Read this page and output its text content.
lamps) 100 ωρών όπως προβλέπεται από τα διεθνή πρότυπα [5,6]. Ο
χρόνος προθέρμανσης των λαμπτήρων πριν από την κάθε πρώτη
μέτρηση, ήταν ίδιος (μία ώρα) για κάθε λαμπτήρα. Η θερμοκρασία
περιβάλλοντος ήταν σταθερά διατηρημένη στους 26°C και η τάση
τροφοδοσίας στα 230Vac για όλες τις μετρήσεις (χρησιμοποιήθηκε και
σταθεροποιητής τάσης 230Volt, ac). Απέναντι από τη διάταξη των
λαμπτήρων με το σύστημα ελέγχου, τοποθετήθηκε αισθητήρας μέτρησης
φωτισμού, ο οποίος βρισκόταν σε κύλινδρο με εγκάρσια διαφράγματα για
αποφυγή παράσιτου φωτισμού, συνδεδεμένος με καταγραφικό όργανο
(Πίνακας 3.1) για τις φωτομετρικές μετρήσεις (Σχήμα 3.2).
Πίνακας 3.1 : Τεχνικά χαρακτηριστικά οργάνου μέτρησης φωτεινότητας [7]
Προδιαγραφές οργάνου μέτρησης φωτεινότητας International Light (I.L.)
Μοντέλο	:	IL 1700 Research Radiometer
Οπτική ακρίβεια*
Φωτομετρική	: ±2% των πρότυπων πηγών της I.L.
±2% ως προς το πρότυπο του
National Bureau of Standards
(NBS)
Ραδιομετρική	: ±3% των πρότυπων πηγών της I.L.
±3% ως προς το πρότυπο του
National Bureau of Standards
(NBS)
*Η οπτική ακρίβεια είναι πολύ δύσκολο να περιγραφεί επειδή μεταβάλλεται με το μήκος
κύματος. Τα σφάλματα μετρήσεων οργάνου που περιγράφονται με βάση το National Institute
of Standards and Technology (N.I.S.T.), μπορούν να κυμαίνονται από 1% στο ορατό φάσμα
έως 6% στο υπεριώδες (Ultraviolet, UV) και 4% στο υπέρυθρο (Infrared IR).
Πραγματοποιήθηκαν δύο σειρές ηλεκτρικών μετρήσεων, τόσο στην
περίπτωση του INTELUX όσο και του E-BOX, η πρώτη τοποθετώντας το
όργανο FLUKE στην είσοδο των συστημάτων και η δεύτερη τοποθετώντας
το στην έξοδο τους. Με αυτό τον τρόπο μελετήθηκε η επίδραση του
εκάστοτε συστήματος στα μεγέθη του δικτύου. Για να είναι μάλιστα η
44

:::

- **Direction**
Each line above must be reproduced exactly as it stands.

- **Final answer**
Read this page and output its text content.
lamps) 100 ωρών όπως προβλέπεται από τα διεθνή πρότυπα [5,6]. Ο
χρόνος προθέρμανσης των λαμπτήρων πριν από την κάθε πρώτη
μέτρηση, ήταν ίδιος (μία ώρα) για κάθε λαμπτήρα. Η θερμοκρασία
περιβάλλοντος ήταν σταθερά διατηρημένη στους 26°C και η τάση
τροφοδοσίας στα 230Vac για όλες τις μετρήσεις (χρησιμοποιήθηκε και
σταθεροποιητής τάσης 230Volt, ac). Απέναντι από τη διάταξη των
λαμπτήρων με το σύστημα ελέγχου, τοποθετήθηκε αισθητήρας μέτρησης
φωτισμού, ο οποίος βρισκόταν σε κύλινδρο με εγκάρσια διαφράγματα για
αποφυγή παράσιτου φωτισμού, συνδεδεμένος με καταγραφικό όργανο
(Πίνακας 3.1) για τις φωτομετρικές μετρήσεις (Σχήμα 3.2).
Πίνακας 3.1 : Τεχνικά χαρακτηριστικά οργάνου μέτρησης φωτεινότητας [7]
Προδιαγραφές οργάνου μέτρησης φωτεινότητας International Light (I.L.)
Μοντέλο	:	IL 1700 Research Radiometer
Οπτική ακρίβεια*
Φωτομετρική	: ±2% των πρότυπων πηγών της I.L.
±2% ως προς το πρότυπο του
National Bureau of Standards
(NBS)
Ραδιομετρική	: ±3% των πρότυπων πηγών της I.L.
±3% ως προς το πρότυπο του
National Bureau of Standards
(NBS)
*Η οπτική ακρίβεια είναι πολύ δύσκολο να περιγραφεί επειδή μεταβάλλεται με το μήκος
κύματος. Τα σφάλματα μετρήσεων οργάνου που περιγράφονται με βάση το National Institute
of Standards and Technology (N.I.S.T.), μπορούν να κυμαίνονται από 1% στο ορατό φάσμα
έως 6% στο υπεριώδες (Ultraviolet, UV) και 4% στο υπέρυθρο (Infrared IR).
Πραγματοποιήθηκαν δύο σειρές ηλεκτρικών μετρήσεων, τόσο στην
περίπτωση του INTELUX όσο και του E-BOX, η πρώτη τοποθετώντας το
όργανο FLUKE στην είσοδο των συστημάτων και η δεύτερη τοποθετώντας
το στην έξοδο τους. Με αυτό τον τρόπο μελετήθηκε η επίδραση του
εκάστοτε συστήματος στα μεγέθη του δικτύου. Για να είναι μάλιστα η
44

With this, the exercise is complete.